YOUR OBJECTIVE —
Gather the lines that hold the string "família".

RECORDED DATA —
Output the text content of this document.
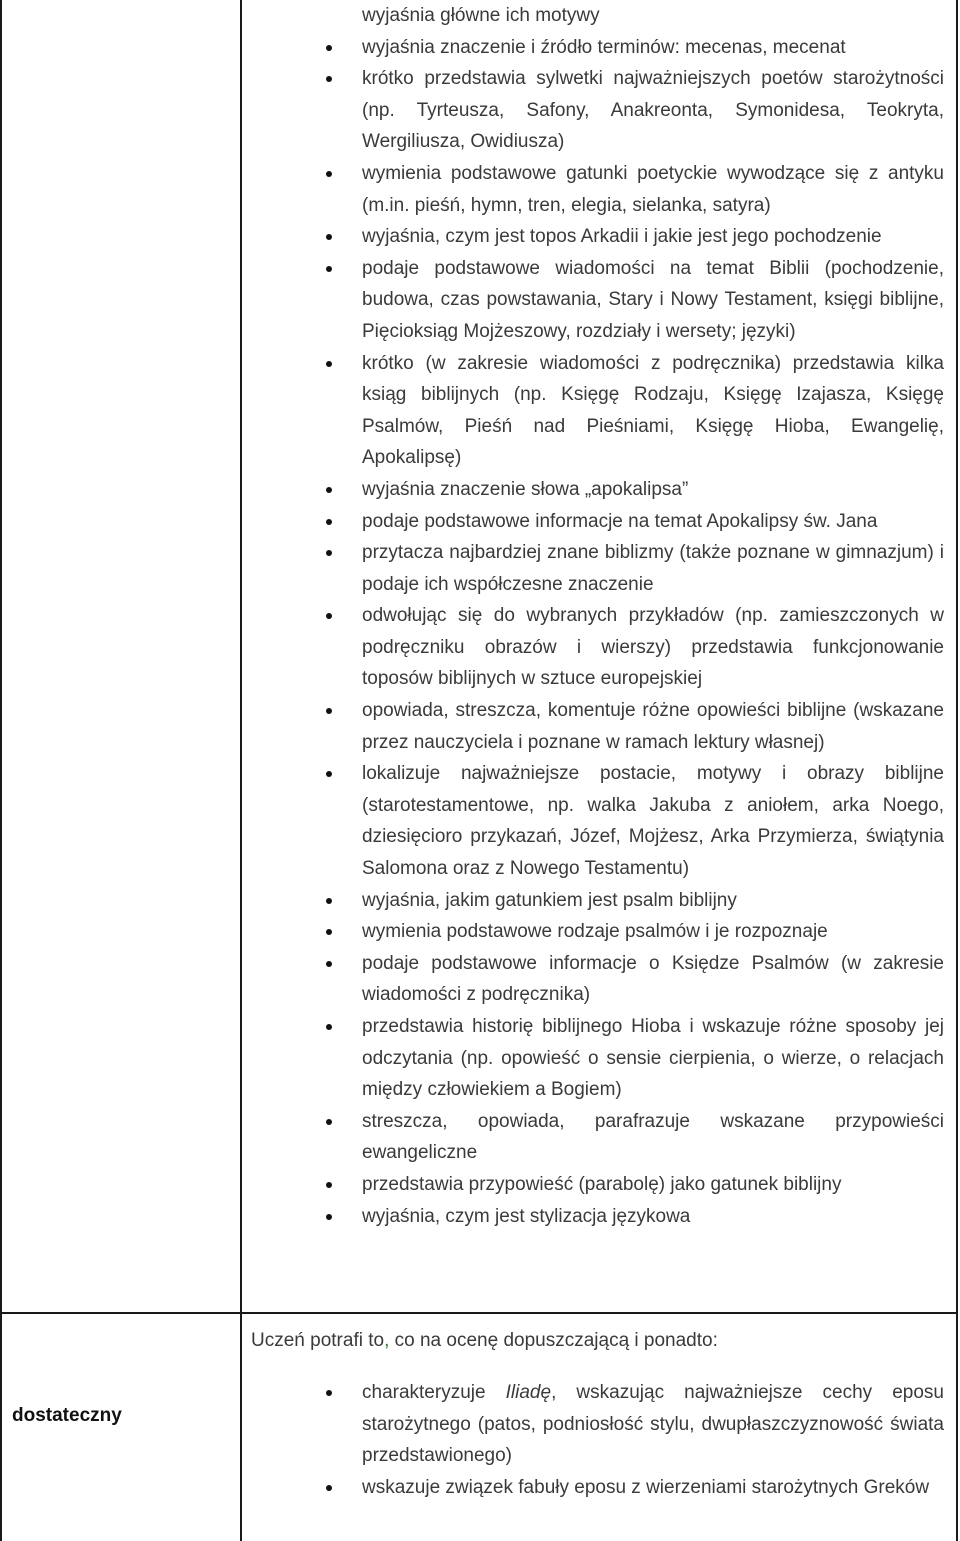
wyjaśnia główne ich motywy
wyjaśnia znaczenie i źródło terminów: mecenas, mecenat
krótko przedstawia sylwetki najważniejszych poetów starożytności (np. Tyrteusza, Safony, Anakreonta, Symonidesa, Teokryta, Wergiliusza, Owidiusza)
wymienia podstawowe gatunki poetyckie wywodzące się z antyku (m.in. pieśń, hymn, tren, elegia, sielanka, satyra)
wyjaśnia, czym jest topos Arkadii i jakie jest jego pochodzenie
podaje podstawowe wiadomości na temat Biblii (pochodzenie, budowa, czas powstawania, Stary i Nowy Testament, księgi biblijne, Pięcioksiąg Mojżeszowy, rozdziały i wersety; języki)
krótko (w zakresie wiadomości z podręcznika) przedstawia kilka ksiąg biblijnych (np. Księgę Rodzaju, Księgę Izajasza, Księgę Psalmów, Pieśń nad Pieśniami, Księgę Hioba, Ewangelię, Apokalipsę)
wyjaśnia znaczenie słowa „apokalipsa”
podaje podstawowe informacje na temat Apokalipsy św. Jana
przytacza najbardziej znane biblizmy (także poznane w gimnazjum) i podaje ich współczesne znaczenie
odwołując się do wybranych przykładów (np. zamieszczonych w podręczniku obrazów i wierszy) przedstawia funkcjonowanie toposów biblijnych w sztuce europejskiej
opowiada, streszcza, komentuje różne opowieści biblijne (wskazane przez nauczyciela i poznane w ramach lektury własnej)
lokalizuje najważniejsze postacie, motywy i obrazy biblijne (starotestamentowe, np. walka Jakuba z aniołem, arka Noego, dziesięcioro przykazań, Józef, Mojżesz, Arka Przymierza, świątynia Salomona oraz z Nowego Testamentu)
wyjaśnia, jakim gatunkiem jest psalm biblijny
wymienia podstawowe rodzaje psalmów i je rozpoznaje
podaje podstawowe informacje o Księdze Psalmów (w zakresie wiadomości z podręcznika)
przedstawia historię biblijnego Hioba i wskazuje różne sposoby jej odczytania (np. opowieść o sensie cierpienia, o wierze, o relacjach między człowiekiem a Bogiem)
streszcza, opowiada, parafrazuje wskazane przypowieści ewangeliczne
przedstawia przypowieść (parabolę) jako gatunek biblijny
wyjaśnia, czym jest stylizacja językowa
dostateczny
Uczeń potrafi to, co na ocenę dopuszczającą i ponadto:
charakteryzuje Iliadę, wskazując najważniejsze cechy eposu starożytnego (patos, podniosłość stylu, dwupłaszczyznowość świata przedstawionego)
wskazuje związek fabuły eposu z wierzeniami starożytnych Greków
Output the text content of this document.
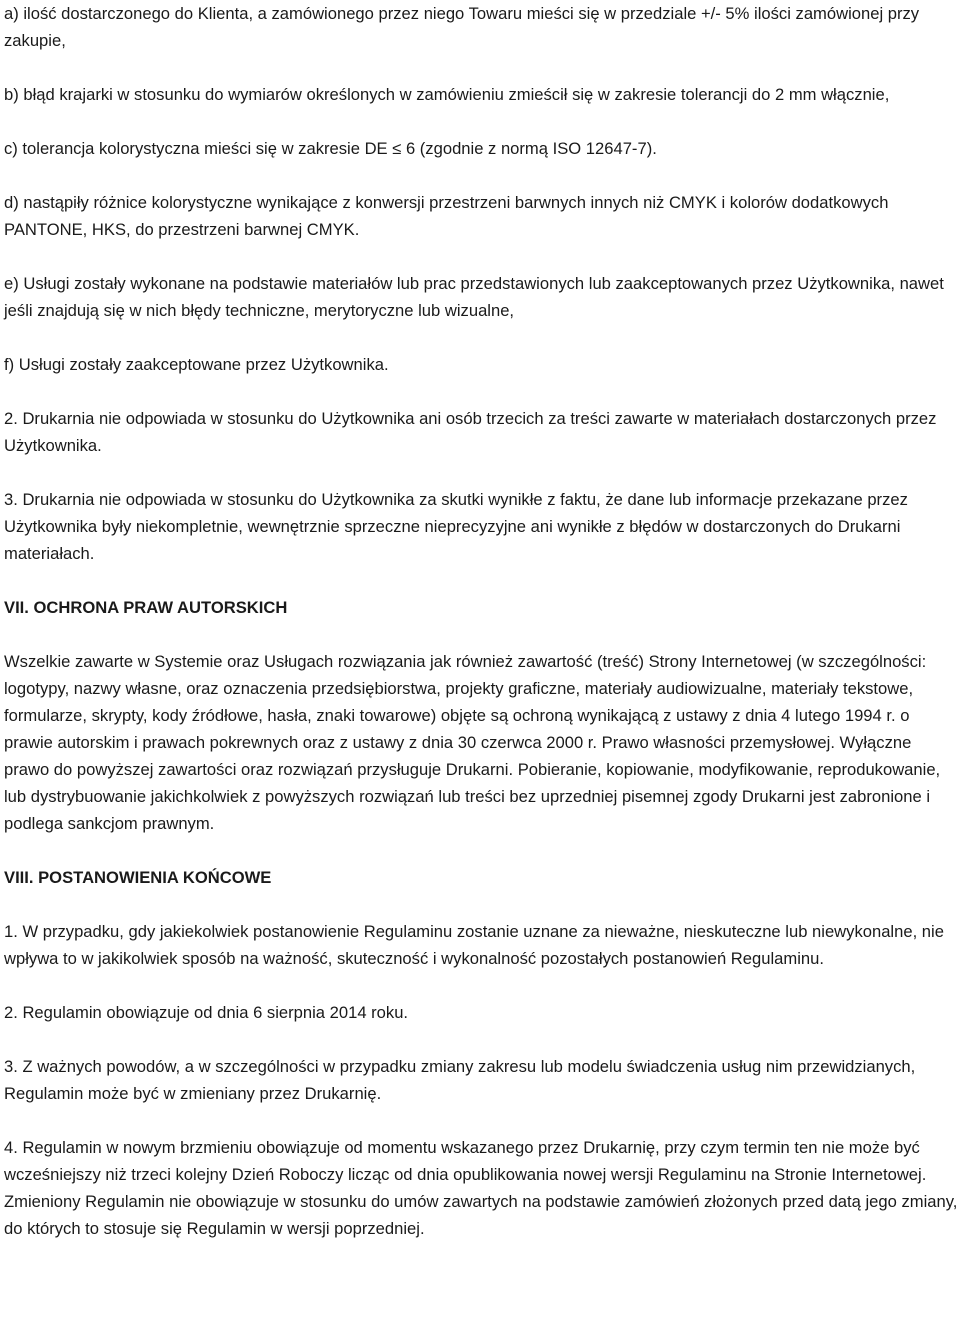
a) ilość dostarczonego do Klienta, a zamówionego przez niego Towaru mieści się w przedziale +/- 5% ilości zamówionej przy zakupie,

b) błąd krajarki w stosunku do wymiarów określonych w zamówieniu zmieścił się w zakresie tolerancji do 2 mm włącznie,

c) tolerancja kolorystyczna mieści się w zakresie DE ≤ 6 (zgodnie z normą ISO 12647-7).

d) nastąpiły różnice kolorystyczne wynikające z konwersji przestrzeni barwnych innych niż CMYK i kolorów dodatkowych PANTONE, HKS, do przestrzeni barwnej CMYK.

e) Usługi zostały wykonane na podstawie materiałów lub prac przedstawionych lub zaakceptowanych przez Użytkownika, nawet jeśli znajdują się w nich błędy techniczne, merytoryczne lub wizualne,

f) Usługi zostały zaakceptowane przez Użytkownika.

2. Drukarnia nie odpowiada w stosunku do Użytkownika ani osób trzecich za treści zawarte w materiałach dostarczonych przez Użytkownika.

3. Drukarnia nie odpowiada w stosunku do Użytkownika za skutki wynikłe z faktu, że dane lub informacje przekazane przez Użytkownika były niekompletnie, wewnętrznie sprzeczne nieprecyzyjne ani wynikłe z błędów w dostarczonych do Drukarni materiałach.

VII. OCHRONA PRAW AUTORSKICH

Wszelkie zawarte w Systemie oraz Usługach rozwiązania jak również zawartość (treść) Strony Internetowej (w szczególności: logotypy, nazwy własne, oraz oznaczenia przedsiębiorstwa, projekty graficzne, materiały audiowizualne, materiały tekstowe, formularze, skrypty, kody źródłowe, hasła, znaki towarowe) objęte są ochroną wynikającą z ustawy z dnia 4 lutego 1994 r. o prawie autorskim i prawach pokrewnych oraz z ustawy z dnia 30 czerwca 2000 r. Prawo własności przemysłowej. Wyłączne prawo do powyższej zawartości oraz rozwiązań przysługuje Drukarni. Pobieranie, kopiowanie, modyfikowanie, reprodukowanie, lub dystrybuowanie jakichkolwiek z powyższych rozwiązań lub treści bez uprzedniej pisemnej zgody Drukarni jest zabronione i podlega sankcjom prawnym.

VIII. POSTANOWIENIA KOŃCOWE

1. W przypadku, gdy jakiekolwiek postanowienie Regulaminu zostanie uznane za nieważne, nieskuteczne lub niewykonalne, nie wpływa to w jakikolwiek sposób na ważność, skuteczność i wykonalność pozostałych postanowień Regulaminu.

2. Regulamin obowiązuje od dnia 6 sierpnia 2014 roku.

3. Z ważnych powodów, a w szczególności w przypadku zmiany zakresu lub modelu świadczenia usług nim przewidzianych, Regulamin może być w zmieniany przez Drukarnię.

4. Regulamin w nowym brzmieniu obowiązuje od momentu wskazanego przez Drukarnię, przy czym termin ten nie może być wcześniejszy niż trzeci kolejny Dzień Roboczy licząc od dnia opublikowania nowej wersji Regulaminu na Stronie Internetowej. Zmieniony Regulamin nie obowiązuje w stosunku do umów zawartych na podstawie zamówień złożonych przed datą jego zmiany, do których to stosuje się Regulamin w wersji poprzedniej.
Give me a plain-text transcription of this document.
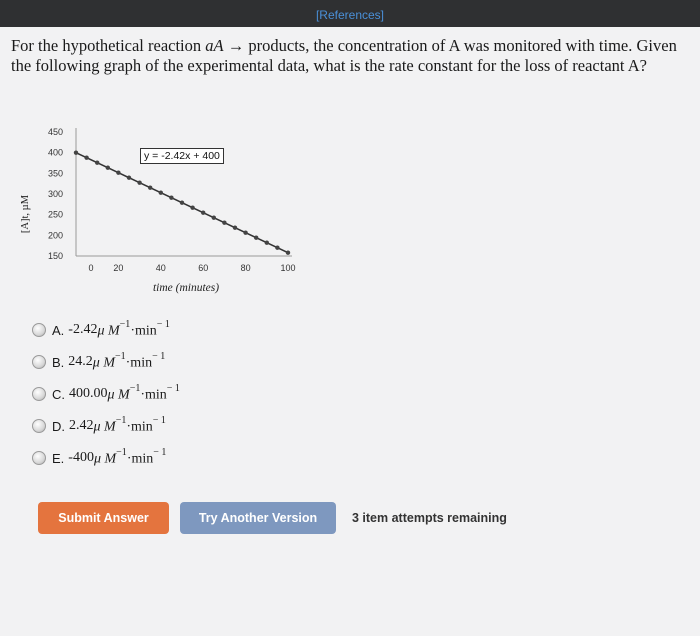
[References]
For the hypothetical reaction aA → products, the concentration of A was monitored with time. Given the following graph of the experimental data, what is the rate constant for the loss of reactant A?
450
400
350
300
250
200
150
0 20	40	60	80	100
time (minutes)
[A]t, µM
y = -2.42x + 400
A. -2.42 μ $M^{-1}\cdot\min^{- 1}$
B. 24.2 μ $M^{-1}\cdot\min^{- 1}$
C. 400.00 μ $M^{-1}\cdot\min^{- 1}$
D. 2.42 μ $M^{-1}\cdot\min^{- 1}$
E. -400 μ $M^{-1}\cdot\min^{- 1}$
Submit Answer	Try Another Version	3 item attempts remaining
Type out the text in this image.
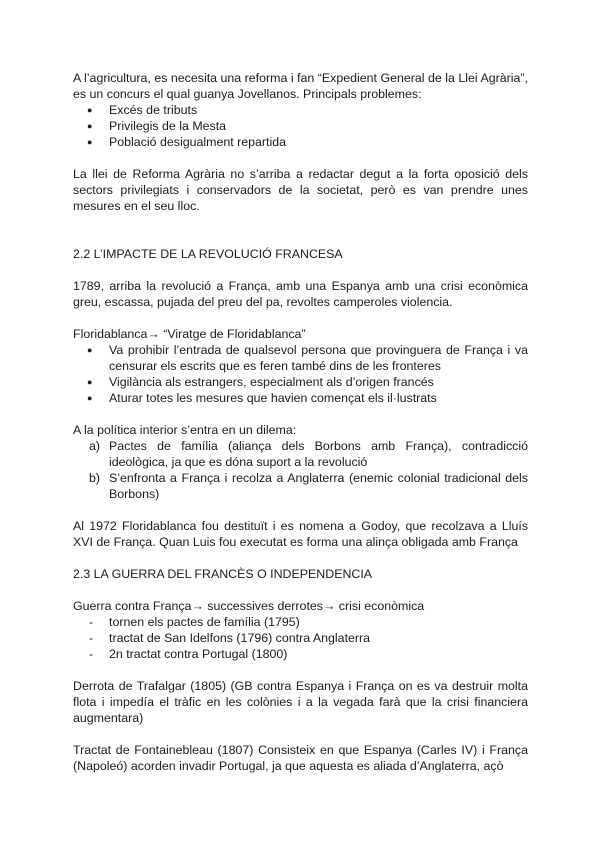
A l’agricultura, es necesita una reforma i fan “Expedient General de la Llei Agrària”, es un concurs el qual guanya Jovellanos. Principals problemes:

● Excés de tributs
● Privilegis de la Mesta
● Població desigualment repartida

La llei de Reforma Agrària no s’arriba a redactar degut a la forta oposició dels sectors privilegiats i conservadors de la societat, però es van prendre unes mesures en el seu lloc.

2.2 L’IMPACTE DE LA REVOLUCIÓ FRANCESA

1789, arriba la revolució a França, amb una Espanya amb una crisi econòmica greu, escassa, pujada del preu del pa, revoltes camperoles violencia.

Floridablanca→ “Viratge de Floridablanca”

● Va prohibir l’entrada de qualsevol persona que provinguera de França i va censurar els escrits que es feren també dins de les fronteres
● Vigilància als estrangers, especialment als d’origen francés
● Aturar totes les mesures que havien començat els il·lustrats

A la política interior s’entra en un dilema:

a) Pactes de família (aliança dels Borbons amb França), contradicció ideològica, ja que es dóna suport a la revolució
b) S’enfronta a França i recolza a Anglaterra (enemic colonial tradicional dels Borbons)

Al 1972 Floridablanca fou destituït i es nomena a Godoy, que recolzava a Lluís XVI de França. Quan Luis fou executat es forma una alinça obligada amb França

2.3 LA GUERRA DEL FRANCÈS O INDEPENDENCIA

Guerra contra França→ successives derrotes→ crisi econòmica

- tornen els pactes de família (1795)
- tractat de San Idelfons (1796) contra Anglaterra
- 2n tractat contra Portugal (1800)

Derrota de Trafalgar (1805) (GB contra Espanya i França on es va destruir molta flota i impedía el tràfic en les colònies i a la vegada farà que la crisi financiera augmentara)

Tractat de Fontainebleau (1807) Consisteix en que Espanya (Carles IV) i França (Napoleó) acorden invadir Portugal, ja que aquesta es aliada d’Anglaterra, açò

SOLUTION —
a) Pactes de família (aliança dels Borbons amb França), contradicció ideològica, ja que es dóna suport a la revolució
- tornen els pactes de família (1795)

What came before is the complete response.